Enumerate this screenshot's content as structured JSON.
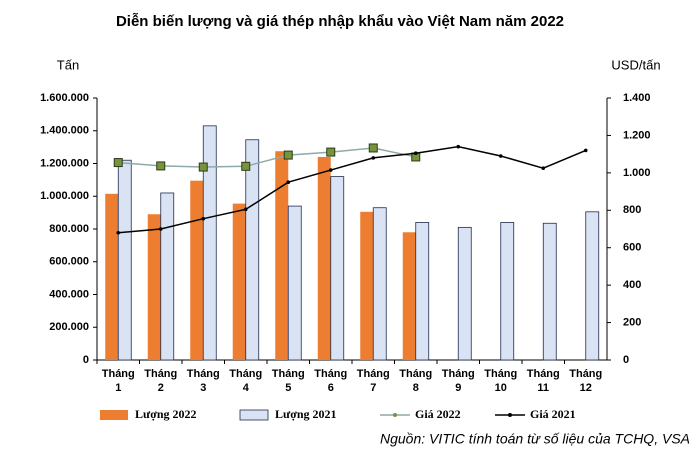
{
  "chart_data": {
    "type": "bar",
    "title": "Diễn biến lượng và giá thép nhập khẩu vào Việt Nam năm 2022",
    "y_label": "Tấn",
    "y2_label": "USD/tấn",
    "source": "Nguồn: VITIC tính toán từ số liệu của TCHQ, VSA",
    "categories": [
      "Tháng 1",
      "Tháng 2",
      "Tháng 3",
      "Tháng 4",
      "Tháng 5",
      "Tháng 6",
      "Tháng 7",
      "Tháng 8",
      "Tháng 9",
      "Tháng 10",
      "Tháng 11",
      "Tháng 12"
    ],
    "series": [
      {
        "name": "Lượng 2022",
        "type": "bar",
        "color": "#ed7d31",
        "values": [
          1015000,
          890000,
          1095000,
          955000,
          1275000,
          1240000,
          905000,
          780000,
          null,
          null,
          null,
          null
        ]
      },
      {
        "name": "Lượng 2021",
        "type": "bar",
        "color": "#dae3f3",
        "values": [
          1220000,
          1020000,
          1430000,
          1345000,
          940000,
          1120000,
          930000,
          840000,
          810000,
          840000,
          835000,
          905000
        ]
      },
      {
        "name": "Giá 2022",
        "type": "line",
        "axis": "y2",
        "color": "#77933c",
        "line_color": "#8ea9a9",
        "values": [
          1055,
          1037,
          1031,
          1035,
          1095,
          1111,
          1133,
          1085,
          null,
          null,
          null,
          null
        ]
      },
      {
        "name": "Giá 2021",
        "type": "line",
        "axis": "y2",
        "color": "#000000",
        "line_color": "#000000",
        "values": [
          680,
          700,
          755,
          805,
          950,
          1015,
          1080,
          1105,
          1140,
          1090,
          1025,
          1120
        ]
      }
    ],
    "ylim": [
      0,
      1600000
    ],
    "yticks": [
      0,
      {
        "value": 200000,
        "label": "200.000"
      },
      {
        "value": 400000,
        "label": "400.000"
      },
      {
        "value": 600000,
        "label": "600.000"
      },
      {
        "value": 800000,
        "label": "800.000"
      },
      {
        "value": 1000000,
        "label": "1.000.000"
      },
      {
        "value": 1200000,
        "label": "1.200.000"
      },
      {
        "value": 1400000,
        "label": "1.400.000"
      },
      {
        "value": 1600000,
        "label": "1.600.000"
      }
    ],
    "y2lim": [
      0,
      1400
    ],
    "y2ticks": [
      0,
      200,
      400,
      600,
      800,
      {
        "value": 1000,
        "label": "1.000"
      },
      {
        "value": 1200,
        "label": "1.200"
      },
      {
        "value": 1400,
        "label": "1.400"
      }
    ],
    "legend": "bottom"
  }
}
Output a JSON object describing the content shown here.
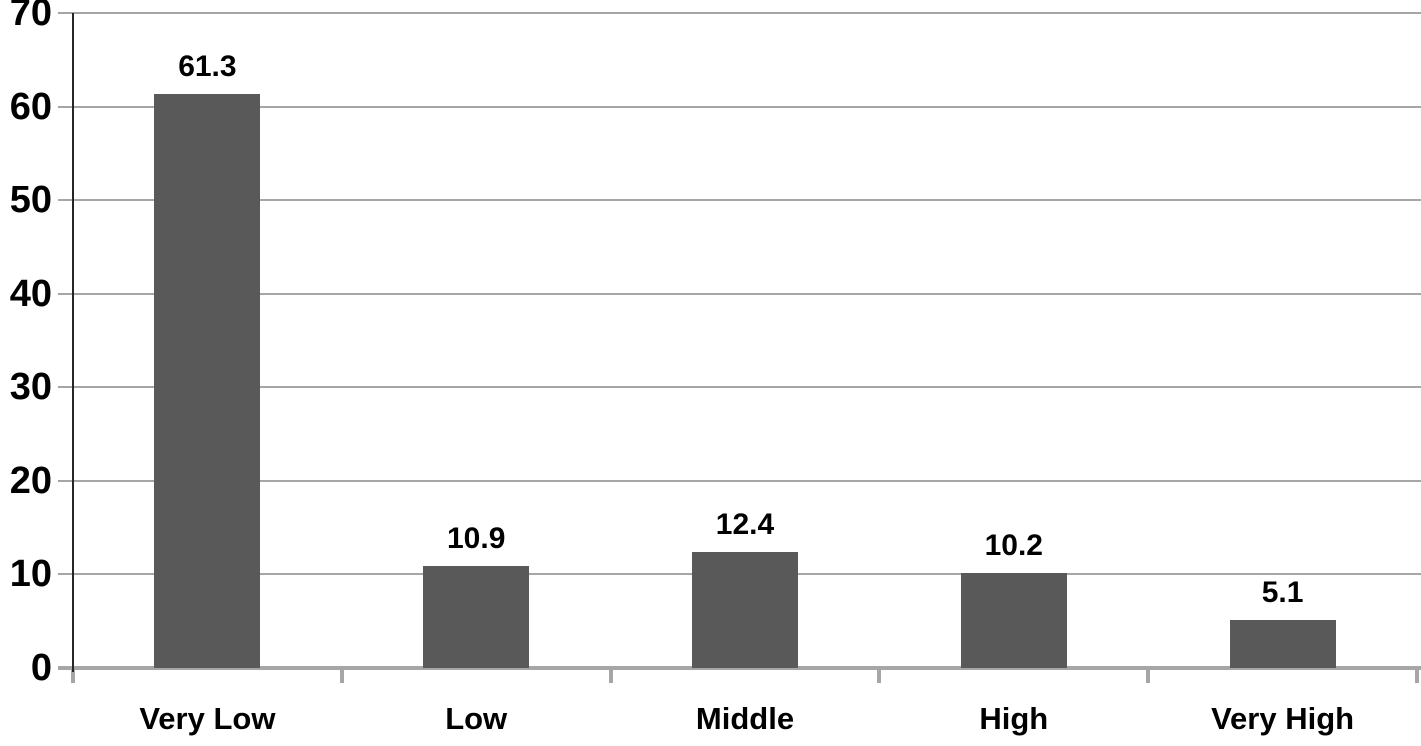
{
  "chart_data": {
    "type": "bar",
    "title": "",
    "xlabel": "",
    "ylabel": "",
    "categories": [
      "Very Low",
      "Low",
      "Middle",
      "High",
      "Very High"
    ],
    "values": [
      61.3,
      10.9,
      12.4,
      10.2,
      5.1
    ],
    "value_labels": [
      "61.3",
      "10.9",
      "12.4",
      "10.2",
      "5.1"
    ],
    "ylim": [
      0,
      70
    ],
    "yticks": [
      0,
      10,
      20,
      30,
      40,
      50,
      60,
      70
    ],
    "ytick_labels": [
      "0",
      "10",
      "20",
      "30",
      "40",
      "50",
      "60",
      "70"
    ],
    "grid": true,
    "legend_position": "none",
    "colors": {
      "bar": "#595959",
      "gridline": "#a6a6a6",
      "x_axis_line": "#a6a6a6",
      "y_axis_line": "#262626",
      "tick": "#a6a6a6",
      "label_text": "#000000",
      "background": "#ffffff"
    }
  }
}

WORK TO BE COMPLETED:
Return every line above in which the string "JSON" occurs.

TASK RESPONSE:
Enumerate this screenshot's content as structured JSON.
Output a JSON object describing the content shown here.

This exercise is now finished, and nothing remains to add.